## Given data

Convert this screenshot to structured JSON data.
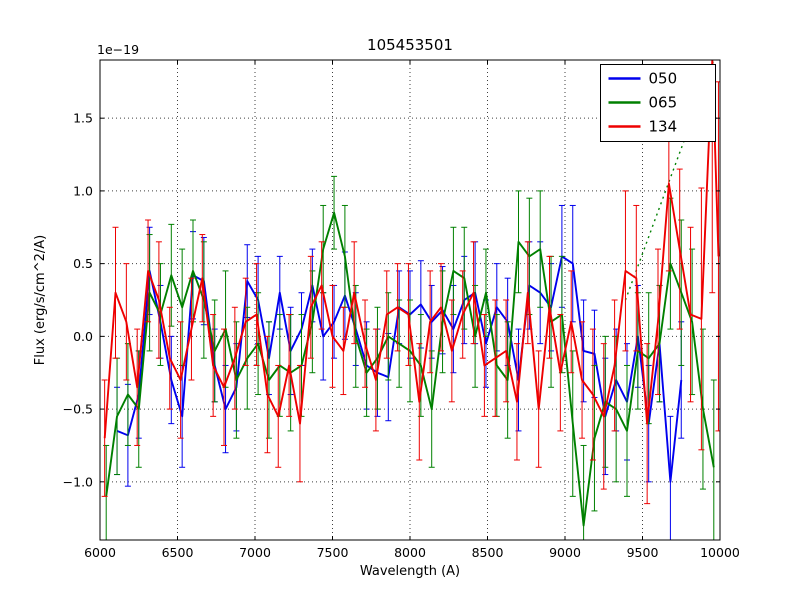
{
  "chart_data": {
    "type": "line",
    "title": "105453501",
    "xlabel": "Wavelength (A)",
    "ylabel": "Flux (erg/s/cm^2/A)",
    "offset_text": "1e−19",
    "xlim": [
      6000,
      10000
    ],
    "ylim": [
      -1.4,
      1.9
    ],
    "xticks": [
      6000,
      6500,
      7000,
      7500,
      8000,
      8500,
      9000,
      9500,
      10000
    ],
    "xtick_labels": [
      "6000",
      "6500",
      "7000",
      "7500",
      "8000",
      "8500",
      "9000",
      "9500",
      "10000"
    ],
    "yticks": [
      -1.0,
      -0.5,
      0.0,
      0.5,
      1.0,
      1.5
    ],
    "ytick_labels": [
      "−1.0",
      "−0.5",
      "0.0",
      "0.5",
      "1.0",
      "1.5"
    ],
    "grid": true,
    "grid_style": "dotted",
    "legend": {
      "position": "upper right",
      "entries": [
        {
          "label": "050",
          "color": "#0000ee"
        },
        {
          "label": "065",
          "color": "#008000"
        },
        {
          "label": "134",
          "color": "#ee0000"
        }
      ]
    },
    "series": [
      {
        "name": "050",
        "color": "#0000ee",
        "x": [
          6110,
          6180,
          6250,
          6320,
          6390,
          6460,
          6530,
          6600,
          6670,
          6740,
          6810,
          6880,
          6950,
          7020,
          7090,
          7160,
          7230,
          7300,
          7370,
          7440,
          7510,
          7580,
          7650,
          7720,
          7790,
          7860,
          7930,
          8000,
          8070,
          8140,
          8210,
          8280,
          8350,
          8420,
          8490,
          8560,
          8630,
          8700,
          8770,
          8840,
          8910,
          8980,
          9050,
          9120,
          9190,
          9260,
          9330,
          9400,
          9470,
          9540,
          9610,
          9680,
          9750
        ],
        "y": [
          -0.65,
          -0.68,
          -0.4,
          0.45,
          0.1,
          -0.3,
          -0.55,
          0.42,
          0.38,
          -0.2,
          -0.5,
          -0.35,
          0.38,
          0.25,
          -0.15,
          0.3,
          -0.1,
          0.05,
          0.35,
          0.0,
          0.1,
          0.28,
          0.05,
          -0.2,
          -0.25,
          -0.28,
          0.2,
          0.15,
          0.22,
          0.1,
          0.18,
          0.05,
          0.25,
          0.3,
          -0.05,
          0.2,
          0.1,
          -0.3,
          0.35,
          0.3,
          0.2,
          0.55,
          0.5,
          -0.1,
          -0.12,
          -0.55,
          -0.3,
          -0.45,
          0.0,
          -0.6,
          -0.05,
          -1.0,
          -0.3
        ],
        "yerr": [
          0.3,
          0.35,
          0.3,
          0.3,
          0.25,
          0.3,
          0.35,
          0.3,
          0.3,
          0.25,
          0.3,
          0.3,
          0.25,
          0.3,
          0.25,
          0.25,
          0.3,
          0.25,
          0.25,
          0.3,
          0.25,
          0.3,
          0.25,
          0.3,
          0.3,
          0.3,
          0.25,
          0.3,
          0.3,
          0.25,
          0.3,
          0.3,
          0.3,
          0.35,
          0.3,
          0.3,
          0.3,
          0.35,
          0.3,
          0.35,
          0.3,
          0.35,
          0.4,
          0.35,
          0.3,
          0.4,
          0.35,
          0.4,
          0.35,
          0.4,
          0.4,
          0.45,
          0.4
        ]
      },
      {
        "name": "065",
        "color": "#008000",
        "x": [
          6040,
          6110,
          6180,
          6250,
          6320,
          6390,
          6460,
          6530,
          6600,
          6670,
          6740,
          6810,
          6880,
          6950,
          7020,
          7090,
          7160,
          7230,
          7300,
          7370,
          7440,
          7510,
          7580,
          7650,
          7720,
          7790,
          7860,
          7930,
          8000,
          8070,
          8140,
          8210,
          8280,
          8350,
          8420,
          8490,
          8560,
          8630,
          8700,
          8770,
          8840,
          8910,
          8980,
          9050,
          9120,
          9190,
          9260,
          9330,
          9400,
          9470,
          9540,
          9610,
          9680,
          9750,
          9820,
          9890,
          9960
        ],
        "y": [
          -1.1,
          -0.55,
          -0.4,
          -0.5,
          0.3,
          0.15,
          0.42,
          0.2,
          0.45,
          0.25,
          -0.1,
          0.05,
          -0.3,
          -0.15,
          -0.05,
          -0.3,
          -0.2,
          -0.25,
          -0.2,
          0.1,
          0.6,
          0.85,
          0.55,
          0.0,
          -0.25,
          -0.15,
          0.0,
          -0.05,
          -0.1,
          -0.2,
          -0.5,
          0.1,
          0.45,
          0.4,
          0.0,
          0.3,
          -0.2,
          -0.3,
          0.65,
          0.55,
          0.6,
          0.1,
          0.15,
          -0.6,
          -1.3,
          -0.7,
          -0.45,
          -0.5,
          -0.65,
          -0.1,
          -0.15,
          -0.05,
          0.5,
          0.3,
          0.1,
          -0.5,
          -0.9
        ],
        "yerr": [
          0.35,
          0.4,
          0.35,
          0.4,
          0.4,
          0.35,
          0.35,
          0.4,
          0.35,
          0.4,
          0.35,
          0.4,
          0.4,
          0.35,
          0.35,
          0.4,
          0.35,
          0.4,
          0.35,
          0.35,
          0.3,
          0.25,
          0.35,
          0.35,
          0.3,
          0.35,
          0.3,
          0.3,
          0.35,
          0.35,
          0.4,
          0.35,
          0.3,
          0.35,
          0.35,
          0.3,
          0.35,
          0.4,
          0.35,
          0.4,
          0.4,
          0.45,
          0.4,
          0.5,
          0.55,
          0.5,
          0.45,
          0.5,
          0.45,
          0.4,
          0.45,
          0.4,
          0.45,
          0.5,
          0.5,
          0.55,
          0.6
        ],
        "dotted_segment": {
          "x": [
            9390,
            9960
          ],
          "y": [
            0.25,
            1.9
          ]
        }
      },
      {
        "name": "134",
        "color": "#ee0000",
        "x": [
          6030,
          6100,
          6170,
          6240,
          6310,
          6380,
          6450,
          6520,
          6590,
          6660,
          6730,
          6800,
          6870,
          6940,
          7010,
          7080,
          7150,
          7220,
          7290,
          7360,
          7430,
          7500,
          7570,
          7640,
          7710,
          7780,
          7850,
          7920,
          7990,
          8060,
          8130,
          8200,
          8270,
          8340,
          8410,
          8480,
          8550,
          8620,
          8690,
          8760,
          8830,
          8900,
          8970,
          9040,
          9110,
          9180,
          9250,
          9320,
          9390,
          9460,
          9530,
          9600,
          9670,
          9740,
          9810,
          9880,
          9950,
          9990
        ],
        "y": [
          -0.7,
          0.3,
          0.1,
          -0.35,
          0.45,
          0.25,
          -0.15,
          -0.3,
          0.05,
          0.4,
          -0.2,
          -0.35,
          -0.15,
          0.1,
          0.15,
          -0.4,
          -0.55,
          -0.2,
          -0.6,
          0.2,
          0.35,
          0.0,
          -0.1,
          0.3,
          -0.05,
          -0.3,
          0.15,
          0.2,
          0.15,
          -0.45,
          0.1,
          0.2,
          -0.1,
          0.15,
          0.3,
          -0.2,
          -0.15,
          -0.1,
          -0.45,
          0.3,
          -0.5,
          0.2,
          -0.25,
          0.1,
          -0.3,
          -0.4,
          -0.55,
          -0.2,
          0.45,
          0.4,
          -0.6,
          0.1,
          1.05,
          0.6,
          0.15,
          0.12,
          1.9,
          0.55
        ],
        "yerr": [
          0.4,
          0.45,
          0.4,
          0.4,
          0.35,
          0.4,
          0.35,
          0.4,
          0.35,
          0.3,
          0.35,
          0.4,
          0.35,
          0.3,
          0.35,
          0.4,
          0.35,
          0.35,
          0.4,
          0.35,
          0.3,
          0.35,
          0.3,
          0.35,
          0.3,
          0.35,
          0.3,
          0.3,
          0.35,
          0.4,
          0.35,
          0.3,
          0.35,
          0.3,
          0.35,
          0.35,
          0.4,
          0.35,
          0.4,
          0.35,
          0.4,
          0.35,
          0.4,
          0.35,
          0.4,
          0.45,
          0.5,
          0.45,
          0.55,
          0.5,
          0.55,
          0.5,
          0.6,
          0.55,
          0.6,
          0.9,
          1.6,
          1.2
        ]
      }
    ]
  }
}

## Exercise task
Copy each line above that contains the string "color".

## Solved exercise
          "color": "#0000ee"
          "color": "#008000"
          "color": "#ee0000"
        "color": "#0000ee",
        "color": "#008000",
        "color": "#ee0000",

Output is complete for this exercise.